++++ DATASET EXTRACT ++++
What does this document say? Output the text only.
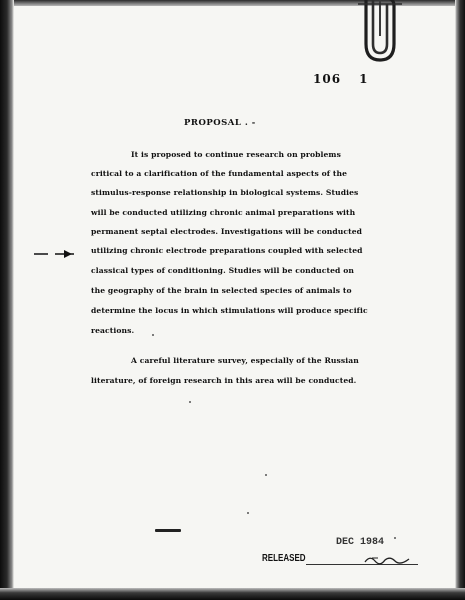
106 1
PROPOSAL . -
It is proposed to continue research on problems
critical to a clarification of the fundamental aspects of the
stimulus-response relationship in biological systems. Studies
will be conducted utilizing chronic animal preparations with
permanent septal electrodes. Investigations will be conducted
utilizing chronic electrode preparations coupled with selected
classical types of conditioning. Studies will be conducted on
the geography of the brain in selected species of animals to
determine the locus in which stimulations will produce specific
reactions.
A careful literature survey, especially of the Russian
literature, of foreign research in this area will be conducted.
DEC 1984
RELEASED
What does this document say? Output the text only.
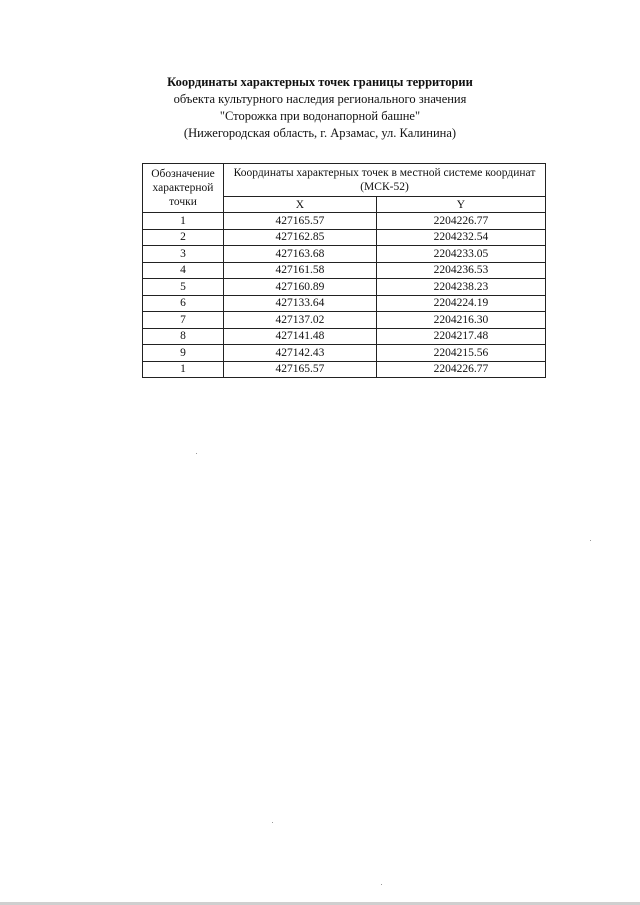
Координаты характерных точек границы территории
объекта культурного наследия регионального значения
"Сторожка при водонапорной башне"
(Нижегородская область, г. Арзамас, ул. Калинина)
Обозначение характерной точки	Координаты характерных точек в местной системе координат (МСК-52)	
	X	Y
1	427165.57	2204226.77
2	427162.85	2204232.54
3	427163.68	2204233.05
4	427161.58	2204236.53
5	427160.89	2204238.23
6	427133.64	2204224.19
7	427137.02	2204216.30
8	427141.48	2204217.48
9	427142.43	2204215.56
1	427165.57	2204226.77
++++
INSTRUCTIONS FOR THE TASK: Output all of the records exactly as they appear above, but not the pictures.

RESPONSE TO THE TASK:
What does this document say? Output the text only.
106 1
PROPOSAL . -
It is proposed to continue research on problems
critical to a clarification of the fundamental aspects of the
stimulus-response relationship in biological systems. Studies
will be conducted utilizing chronic animal preparations with
permanent septal electrodes. Investigations will be conducted
utilizing chronic electrode preparations coupled with selected
classical types of conditioning. Studies will be conducted on
the geography of the brain in selected species of animals to
determine the locus in which stimulations will produce specific
reactions.
A careful literature survey, especially of the Russian
literature, of foreign research in this area will be conducted.
DEC 1984
RELEASED
What does this document say? Output the text only.
Координаты характерных точек границы территории
объекта культурного наследия регионального значения
"Сторожка при водонапорной башне"
(Нижегородская область, г. Арзамас, ул. Калинина)
Обозначение характерной точки	Координаты характерных точек в местной системе координат (МСК-52)	
	X	Y
1	427165.57	2204226.77
2	427162.85	2204232.54
3	427163.68	2204233.05
4	427161.58	2204236.53
5	427160.89	2204238.23
6	427133.64	2204224.19
7	427137.02	2204216.30
8	427141.48	2204217.48
9	427142.43	2204215.56
1	427165.57	2204226.77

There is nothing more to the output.